## begin Data shown

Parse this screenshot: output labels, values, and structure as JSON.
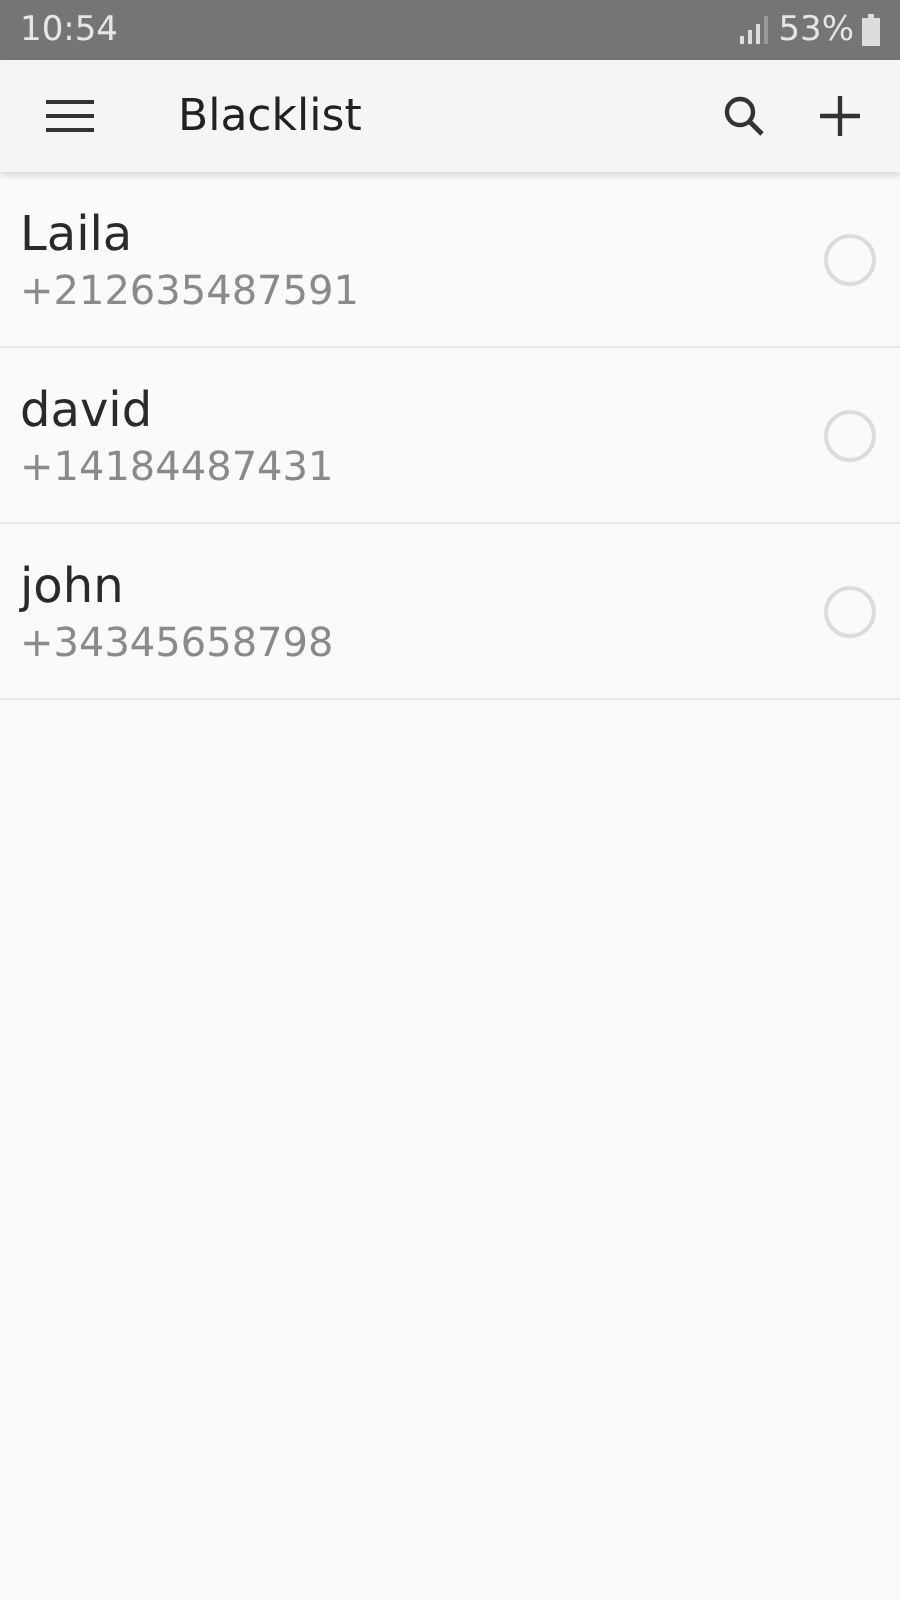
{
  "status_bar": {
    "time": "10:54",
    "battery": "53%"
  },
  "app_bar": {
    "title": "Blacklist"
  },
  "contacts": [
    {
      "name": "Laila",
      "number": "+212635487591",
      "selected": false
    },
    {
      "name": "david",
      "number": "+14184487431",
      "selected": false
    },
    {
      "name": "john",
      "number": "+34345658798",
      "selected": false
    }
  ]
}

## end Data shown

▶ Work to do: Keep the pictures out of the copy and return the rest of the data above exactly.

▶ Task solution:
Parse this screenshot: output labels, values, and structure as JSON.
{
  "status_bar": {
    "time": "10:54",
    "battery": "53%"
  },
  "app_bar": {
    "title": "Blacklist"
  },
  "contacts": [
    {
      "name": "Laila",
      "number": "+212635487591",
      "selected": false
    },
    {
      "name": "david",
      "number": "+14184487431",
      "selected": false
    },
    {
      "name": "john",
      "number": "+34345658798",
      "selected": false
    }
  ]
}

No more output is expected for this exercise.